╔══
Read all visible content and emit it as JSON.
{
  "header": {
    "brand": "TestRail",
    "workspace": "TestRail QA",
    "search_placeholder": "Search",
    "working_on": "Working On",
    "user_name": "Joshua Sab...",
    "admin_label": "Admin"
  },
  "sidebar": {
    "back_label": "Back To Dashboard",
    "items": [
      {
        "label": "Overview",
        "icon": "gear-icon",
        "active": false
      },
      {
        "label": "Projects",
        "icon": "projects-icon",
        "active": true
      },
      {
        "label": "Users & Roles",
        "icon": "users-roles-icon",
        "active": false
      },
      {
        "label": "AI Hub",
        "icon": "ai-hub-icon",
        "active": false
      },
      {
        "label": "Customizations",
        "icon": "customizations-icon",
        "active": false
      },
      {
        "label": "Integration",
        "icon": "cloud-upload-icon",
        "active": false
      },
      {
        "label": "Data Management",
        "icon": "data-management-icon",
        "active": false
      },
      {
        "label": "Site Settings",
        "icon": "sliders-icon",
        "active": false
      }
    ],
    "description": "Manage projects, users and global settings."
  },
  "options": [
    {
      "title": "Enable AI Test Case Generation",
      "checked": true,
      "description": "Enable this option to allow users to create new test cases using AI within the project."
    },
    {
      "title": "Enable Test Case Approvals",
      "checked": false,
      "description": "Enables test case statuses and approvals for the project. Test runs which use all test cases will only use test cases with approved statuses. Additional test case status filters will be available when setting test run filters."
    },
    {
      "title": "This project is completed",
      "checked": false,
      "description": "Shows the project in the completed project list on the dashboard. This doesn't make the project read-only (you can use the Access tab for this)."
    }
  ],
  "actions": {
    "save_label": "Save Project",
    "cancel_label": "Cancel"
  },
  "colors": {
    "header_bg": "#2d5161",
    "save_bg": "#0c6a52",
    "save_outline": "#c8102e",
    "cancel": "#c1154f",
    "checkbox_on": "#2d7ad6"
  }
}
╚══
## What the exercise asks:
From the data above, extract every line in its exact form.

## Written solution:
Read all visible content and emit it as JSON.
{
  "header": {
    "brand": "TestRail",
    "workspace": "TestRail QA",
    "search_placeholder": "Search",
    "working_on": "Working On",
    "user_name": "Joshua Sab...",
    "admin_label": "Admin"
  },
  "sidebar": {
    "back_label": "Back To Dashboard",
    "items": [
      {
        "label": "Overview",
        "icon": "gear-icon",
        "active": false
      },
      {
        "label": "Projects",
        "icon": "projects-icon",
        "active": true
      },
      {
        "label": "Users & Roles",
        "icon": "users-roles-icon",
        "active": false
      },
      {
        "label": "AI Hub",
        "icon": "ai-hub-icon",
        "active": false
      },
      {
        "label": "Customizations",
        "icon": "customizations-icon",
        "active": false
      },
      {
        "label": "Integration",
        "icon": "cloud-upload-icon",
        "active": false
      },
      {
        "label": "Data Management",
        "icon": "data-management-icon",
        "active": false
      },
      {
        "label": "Site Settings",
        "icon": "sliders-icon",
        "active": false
      }
    ],
    "description": "Manage projects, users and global settings."
  },
  "options": [
    {
      "title": "Enable AI Test Case Generation",
      "checked": true,
      "description": "Enable this option to allow users to create new test cases using AI within the project."
    },
    {
      "title": "Enable Test Case Approvals",
      "checked": false,
      "description": "Enables test case statuses and approvals for the project. Test runs which use all test cases will only use test cases with approved statuses. Additional test case status filters will be available when setting test run filters."
    },
    {
      "title": "This project is completed",
      "checked": false,
      "description": "Shows the project in the completed project list on the dashboard. This doesn't make the project read-only (you can use the Access tab for this)."
    }
  ],
  "actions": {
    "save_label": "Save Project",
    "cancel_label": "Cancel"
  },
  "colors": {
    "header_bg": "#2d5161",
    "save_bg": "#0c6a52",
    "save_outline": "#c8102e",
    "cancel": "#c1154f",
    "checkbox_on": "#2d7ad6"
  }
}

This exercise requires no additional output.